> GIVEN TASK: Search the records below for the word "text" and show every line where it occurs.

***** STORED ROWS

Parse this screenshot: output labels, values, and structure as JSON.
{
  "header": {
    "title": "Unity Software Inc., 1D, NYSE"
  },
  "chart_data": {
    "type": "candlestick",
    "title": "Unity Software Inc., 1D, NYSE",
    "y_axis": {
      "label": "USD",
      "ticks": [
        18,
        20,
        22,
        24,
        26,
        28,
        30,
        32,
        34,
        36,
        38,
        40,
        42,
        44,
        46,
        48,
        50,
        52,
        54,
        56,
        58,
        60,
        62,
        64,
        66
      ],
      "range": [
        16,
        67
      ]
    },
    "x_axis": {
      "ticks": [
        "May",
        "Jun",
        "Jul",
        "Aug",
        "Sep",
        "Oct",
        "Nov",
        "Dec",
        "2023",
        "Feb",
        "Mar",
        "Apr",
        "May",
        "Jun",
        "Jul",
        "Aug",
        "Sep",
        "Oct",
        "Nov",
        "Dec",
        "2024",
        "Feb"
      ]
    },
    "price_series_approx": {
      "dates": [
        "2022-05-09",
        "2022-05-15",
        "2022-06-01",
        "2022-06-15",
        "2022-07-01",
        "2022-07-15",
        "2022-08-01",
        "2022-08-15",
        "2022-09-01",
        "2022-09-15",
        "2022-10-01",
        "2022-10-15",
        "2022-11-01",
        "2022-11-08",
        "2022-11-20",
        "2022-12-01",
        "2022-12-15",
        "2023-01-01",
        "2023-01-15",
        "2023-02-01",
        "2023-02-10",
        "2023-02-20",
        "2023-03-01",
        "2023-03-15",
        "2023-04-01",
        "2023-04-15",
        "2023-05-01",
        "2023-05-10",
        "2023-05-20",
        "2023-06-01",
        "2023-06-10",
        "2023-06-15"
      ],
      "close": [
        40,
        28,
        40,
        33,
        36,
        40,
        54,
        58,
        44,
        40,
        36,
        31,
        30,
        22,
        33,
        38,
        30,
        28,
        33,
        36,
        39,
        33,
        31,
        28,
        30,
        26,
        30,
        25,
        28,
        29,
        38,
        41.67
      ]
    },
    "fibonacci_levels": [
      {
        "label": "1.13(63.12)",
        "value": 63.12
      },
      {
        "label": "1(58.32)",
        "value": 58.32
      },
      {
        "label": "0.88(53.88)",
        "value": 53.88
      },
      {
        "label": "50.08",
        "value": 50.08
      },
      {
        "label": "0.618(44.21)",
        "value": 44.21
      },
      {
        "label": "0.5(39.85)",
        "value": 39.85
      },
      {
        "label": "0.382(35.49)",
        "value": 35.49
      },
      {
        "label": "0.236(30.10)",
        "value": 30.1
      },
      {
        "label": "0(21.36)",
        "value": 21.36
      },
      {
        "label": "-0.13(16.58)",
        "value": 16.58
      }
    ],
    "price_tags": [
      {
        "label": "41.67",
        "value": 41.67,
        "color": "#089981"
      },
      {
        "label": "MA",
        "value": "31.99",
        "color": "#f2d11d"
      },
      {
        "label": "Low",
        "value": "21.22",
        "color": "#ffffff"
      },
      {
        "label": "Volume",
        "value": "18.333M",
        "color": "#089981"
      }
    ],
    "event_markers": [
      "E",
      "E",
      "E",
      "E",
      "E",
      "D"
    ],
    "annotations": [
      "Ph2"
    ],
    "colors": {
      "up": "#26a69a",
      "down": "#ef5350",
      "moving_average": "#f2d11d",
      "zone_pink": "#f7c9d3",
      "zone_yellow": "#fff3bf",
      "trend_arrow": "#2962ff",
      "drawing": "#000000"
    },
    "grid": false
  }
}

**********
***** STORED ROWS

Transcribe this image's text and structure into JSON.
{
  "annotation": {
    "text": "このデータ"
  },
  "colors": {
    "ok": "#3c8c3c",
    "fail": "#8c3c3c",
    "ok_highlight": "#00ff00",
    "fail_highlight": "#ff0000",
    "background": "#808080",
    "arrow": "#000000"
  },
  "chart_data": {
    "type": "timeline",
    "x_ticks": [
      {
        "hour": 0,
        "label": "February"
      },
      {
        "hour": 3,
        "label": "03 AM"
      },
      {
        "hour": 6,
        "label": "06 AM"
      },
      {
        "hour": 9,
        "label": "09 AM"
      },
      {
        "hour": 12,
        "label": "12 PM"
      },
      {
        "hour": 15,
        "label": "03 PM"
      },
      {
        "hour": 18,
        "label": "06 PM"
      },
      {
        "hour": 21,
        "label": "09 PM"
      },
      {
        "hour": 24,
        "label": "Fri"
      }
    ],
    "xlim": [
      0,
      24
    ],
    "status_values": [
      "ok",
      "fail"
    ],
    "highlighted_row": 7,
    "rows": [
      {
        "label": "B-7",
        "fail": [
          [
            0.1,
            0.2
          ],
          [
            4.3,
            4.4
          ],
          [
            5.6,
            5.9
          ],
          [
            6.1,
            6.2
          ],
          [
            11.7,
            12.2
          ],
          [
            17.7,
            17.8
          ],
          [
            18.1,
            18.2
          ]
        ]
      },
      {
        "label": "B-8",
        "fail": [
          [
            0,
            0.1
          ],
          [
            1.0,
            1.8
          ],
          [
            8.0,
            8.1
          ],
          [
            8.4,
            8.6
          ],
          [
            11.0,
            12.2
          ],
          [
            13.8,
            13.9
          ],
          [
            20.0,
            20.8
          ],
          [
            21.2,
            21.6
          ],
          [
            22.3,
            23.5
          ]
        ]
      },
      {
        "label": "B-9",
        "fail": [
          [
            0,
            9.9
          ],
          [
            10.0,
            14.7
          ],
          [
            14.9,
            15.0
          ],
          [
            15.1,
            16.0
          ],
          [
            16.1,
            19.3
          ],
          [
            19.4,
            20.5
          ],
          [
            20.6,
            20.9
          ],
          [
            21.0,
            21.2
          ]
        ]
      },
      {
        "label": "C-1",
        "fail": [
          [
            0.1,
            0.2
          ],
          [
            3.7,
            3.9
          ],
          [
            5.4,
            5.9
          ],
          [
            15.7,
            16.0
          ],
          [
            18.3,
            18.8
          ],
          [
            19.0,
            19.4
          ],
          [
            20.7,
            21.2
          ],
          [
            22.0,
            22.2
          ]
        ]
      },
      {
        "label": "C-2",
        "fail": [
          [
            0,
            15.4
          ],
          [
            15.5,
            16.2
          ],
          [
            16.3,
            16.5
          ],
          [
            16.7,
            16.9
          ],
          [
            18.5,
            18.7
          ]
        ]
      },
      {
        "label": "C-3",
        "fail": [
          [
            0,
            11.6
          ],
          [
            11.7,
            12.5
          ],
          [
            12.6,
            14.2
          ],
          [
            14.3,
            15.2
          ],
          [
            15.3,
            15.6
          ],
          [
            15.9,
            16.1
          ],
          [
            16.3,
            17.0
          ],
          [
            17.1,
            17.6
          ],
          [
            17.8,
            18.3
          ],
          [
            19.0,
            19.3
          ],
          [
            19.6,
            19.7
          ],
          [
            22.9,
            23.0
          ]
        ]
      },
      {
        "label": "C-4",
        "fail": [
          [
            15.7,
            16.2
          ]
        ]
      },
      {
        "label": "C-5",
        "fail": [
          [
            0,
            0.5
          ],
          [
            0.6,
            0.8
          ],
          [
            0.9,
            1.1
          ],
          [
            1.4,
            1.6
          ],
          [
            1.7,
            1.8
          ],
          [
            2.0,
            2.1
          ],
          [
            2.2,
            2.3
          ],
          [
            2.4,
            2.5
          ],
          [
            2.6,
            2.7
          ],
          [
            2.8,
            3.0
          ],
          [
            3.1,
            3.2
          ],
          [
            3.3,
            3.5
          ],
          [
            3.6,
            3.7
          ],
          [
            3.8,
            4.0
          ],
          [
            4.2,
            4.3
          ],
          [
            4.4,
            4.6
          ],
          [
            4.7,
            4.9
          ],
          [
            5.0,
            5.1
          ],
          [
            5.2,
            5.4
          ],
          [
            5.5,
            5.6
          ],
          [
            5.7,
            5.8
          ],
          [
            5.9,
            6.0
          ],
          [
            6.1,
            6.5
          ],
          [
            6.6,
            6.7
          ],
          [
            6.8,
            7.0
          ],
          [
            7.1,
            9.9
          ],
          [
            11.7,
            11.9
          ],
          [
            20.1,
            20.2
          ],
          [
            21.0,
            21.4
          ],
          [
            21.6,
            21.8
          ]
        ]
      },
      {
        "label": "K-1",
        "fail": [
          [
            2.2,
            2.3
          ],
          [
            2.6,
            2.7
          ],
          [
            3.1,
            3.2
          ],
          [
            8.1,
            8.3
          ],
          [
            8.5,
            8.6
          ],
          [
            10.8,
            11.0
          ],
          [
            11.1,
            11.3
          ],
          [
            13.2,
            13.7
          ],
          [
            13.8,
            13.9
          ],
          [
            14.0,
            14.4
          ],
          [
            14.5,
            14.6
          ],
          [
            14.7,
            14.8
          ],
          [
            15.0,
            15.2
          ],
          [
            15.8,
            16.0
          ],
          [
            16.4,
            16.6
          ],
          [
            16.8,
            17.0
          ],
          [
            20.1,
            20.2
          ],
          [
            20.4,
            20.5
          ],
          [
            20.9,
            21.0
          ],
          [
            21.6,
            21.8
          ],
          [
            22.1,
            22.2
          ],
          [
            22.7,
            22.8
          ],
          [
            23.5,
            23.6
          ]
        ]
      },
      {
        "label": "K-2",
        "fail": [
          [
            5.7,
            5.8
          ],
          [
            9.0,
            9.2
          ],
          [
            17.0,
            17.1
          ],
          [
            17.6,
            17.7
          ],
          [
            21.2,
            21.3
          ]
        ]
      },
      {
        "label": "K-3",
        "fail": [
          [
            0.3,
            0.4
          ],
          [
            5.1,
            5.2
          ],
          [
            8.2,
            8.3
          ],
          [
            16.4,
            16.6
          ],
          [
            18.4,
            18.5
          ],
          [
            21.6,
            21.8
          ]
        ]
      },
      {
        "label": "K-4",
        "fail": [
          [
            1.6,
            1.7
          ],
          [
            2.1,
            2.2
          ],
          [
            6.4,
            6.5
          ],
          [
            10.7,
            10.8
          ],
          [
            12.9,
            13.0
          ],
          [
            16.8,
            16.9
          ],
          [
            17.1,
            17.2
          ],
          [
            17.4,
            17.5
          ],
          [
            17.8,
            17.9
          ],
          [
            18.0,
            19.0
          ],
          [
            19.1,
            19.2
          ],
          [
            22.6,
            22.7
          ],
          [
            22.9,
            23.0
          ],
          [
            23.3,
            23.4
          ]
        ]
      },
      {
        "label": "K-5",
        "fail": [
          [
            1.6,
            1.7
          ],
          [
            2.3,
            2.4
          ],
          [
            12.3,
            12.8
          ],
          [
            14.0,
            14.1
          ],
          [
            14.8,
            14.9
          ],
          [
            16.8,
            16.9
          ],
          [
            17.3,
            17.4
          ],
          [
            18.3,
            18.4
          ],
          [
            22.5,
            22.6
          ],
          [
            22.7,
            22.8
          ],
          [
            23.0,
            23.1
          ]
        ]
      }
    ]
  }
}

**********
***** STORED ROWS

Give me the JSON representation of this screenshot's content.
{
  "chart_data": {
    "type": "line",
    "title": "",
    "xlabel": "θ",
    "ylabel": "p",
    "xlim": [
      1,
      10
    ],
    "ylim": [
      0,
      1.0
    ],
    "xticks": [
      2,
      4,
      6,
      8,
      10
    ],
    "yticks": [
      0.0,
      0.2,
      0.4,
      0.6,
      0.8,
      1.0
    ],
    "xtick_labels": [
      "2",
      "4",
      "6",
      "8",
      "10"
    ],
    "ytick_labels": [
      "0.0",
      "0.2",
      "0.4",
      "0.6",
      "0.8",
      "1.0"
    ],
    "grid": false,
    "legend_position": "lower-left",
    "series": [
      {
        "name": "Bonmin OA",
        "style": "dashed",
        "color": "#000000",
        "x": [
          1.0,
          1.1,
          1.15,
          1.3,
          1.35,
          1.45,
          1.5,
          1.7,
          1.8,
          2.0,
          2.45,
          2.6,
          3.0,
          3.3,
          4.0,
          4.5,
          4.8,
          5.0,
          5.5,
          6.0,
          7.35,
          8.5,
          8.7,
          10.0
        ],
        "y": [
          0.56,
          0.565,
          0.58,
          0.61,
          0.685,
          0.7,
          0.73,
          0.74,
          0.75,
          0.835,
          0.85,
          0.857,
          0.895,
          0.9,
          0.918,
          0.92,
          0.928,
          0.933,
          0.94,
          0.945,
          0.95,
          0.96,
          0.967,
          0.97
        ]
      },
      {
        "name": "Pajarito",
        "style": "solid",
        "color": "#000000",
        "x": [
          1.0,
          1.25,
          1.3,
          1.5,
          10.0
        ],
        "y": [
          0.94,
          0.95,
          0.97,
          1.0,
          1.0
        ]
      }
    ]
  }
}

**********

> EXERCISE RESULT:
Transcribe this image's text and structure into JSON.
    "text": "このデータ"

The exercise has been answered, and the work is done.